*EXERCISE DIRECTIONS*
Each line that holds the word "markets" is to be identified and copied.
━━ DATA TO USE
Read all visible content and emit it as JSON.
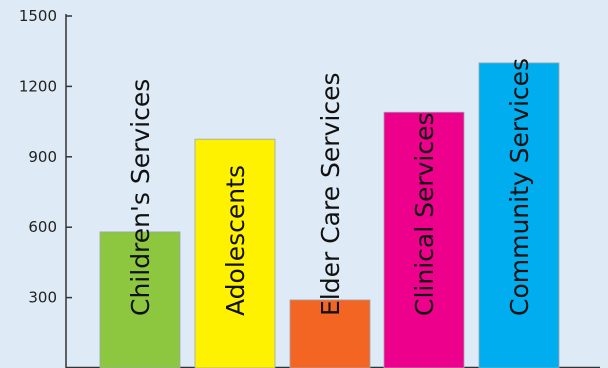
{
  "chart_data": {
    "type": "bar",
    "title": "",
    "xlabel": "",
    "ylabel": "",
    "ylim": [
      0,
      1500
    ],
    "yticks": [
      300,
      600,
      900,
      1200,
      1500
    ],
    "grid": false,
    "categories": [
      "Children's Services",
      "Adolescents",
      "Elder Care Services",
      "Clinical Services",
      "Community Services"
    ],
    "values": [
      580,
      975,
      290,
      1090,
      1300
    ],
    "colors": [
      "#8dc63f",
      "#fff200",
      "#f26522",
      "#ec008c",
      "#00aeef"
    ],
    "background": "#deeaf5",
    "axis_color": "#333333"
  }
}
━━━━
━━ DATA TO USE
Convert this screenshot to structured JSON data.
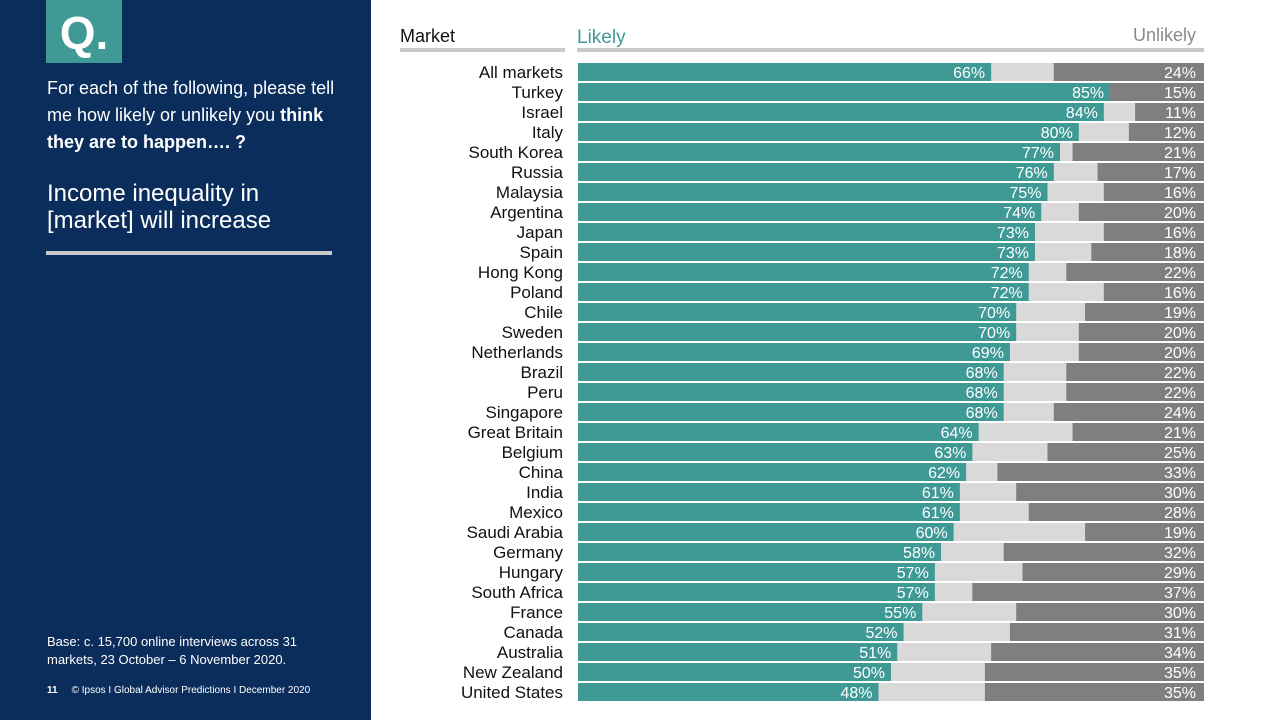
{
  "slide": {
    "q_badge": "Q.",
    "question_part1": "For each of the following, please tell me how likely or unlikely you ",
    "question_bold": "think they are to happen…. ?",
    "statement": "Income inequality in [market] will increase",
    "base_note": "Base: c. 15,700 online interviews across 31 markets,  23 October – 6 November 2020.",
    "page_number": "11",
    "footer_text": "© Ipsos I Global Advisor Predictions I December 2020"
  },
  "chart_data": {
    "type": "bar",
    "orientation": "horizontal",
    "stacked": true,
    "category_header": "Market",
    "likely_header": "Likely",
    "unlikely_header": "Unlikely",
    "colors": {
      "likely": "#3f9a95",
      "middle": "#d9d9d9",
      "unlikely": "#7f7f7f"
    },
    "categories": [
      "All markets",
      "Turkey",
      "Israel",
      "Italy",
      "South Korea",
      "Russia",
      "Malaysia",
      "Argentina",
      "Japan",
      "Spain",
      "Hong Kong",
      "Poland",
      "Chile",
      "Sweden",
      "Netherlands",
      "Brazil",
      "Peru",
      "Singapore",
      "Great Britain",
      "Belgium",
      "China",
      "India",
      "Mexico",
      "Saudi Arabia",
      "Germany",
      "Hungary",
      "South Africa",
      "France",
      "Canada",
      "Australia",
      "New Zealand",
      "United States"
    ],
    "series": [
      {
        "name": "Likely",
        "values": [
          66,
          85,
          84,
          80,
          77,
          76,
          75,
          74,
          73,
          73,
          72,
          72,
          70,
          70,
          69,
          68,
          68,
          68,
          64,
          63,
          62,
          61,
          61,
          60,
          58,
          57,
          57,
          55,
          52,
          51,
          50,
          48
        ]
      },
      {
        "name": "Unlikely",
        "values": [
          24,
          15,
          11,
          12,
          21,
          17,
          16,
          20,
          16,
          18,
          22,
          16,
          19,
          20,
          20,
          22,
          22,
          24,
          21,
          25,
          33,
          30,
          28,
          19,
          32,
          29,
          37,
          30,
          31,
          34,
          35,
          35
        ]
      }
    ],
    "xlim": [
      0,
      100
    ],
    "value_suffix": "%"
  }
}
━━━━
*EXPECTED OUTPUT*
    "base_note": "Base: c. 15,700 online interviews across 31 markets,  23 October – 6 November 2020.",
      "All markets",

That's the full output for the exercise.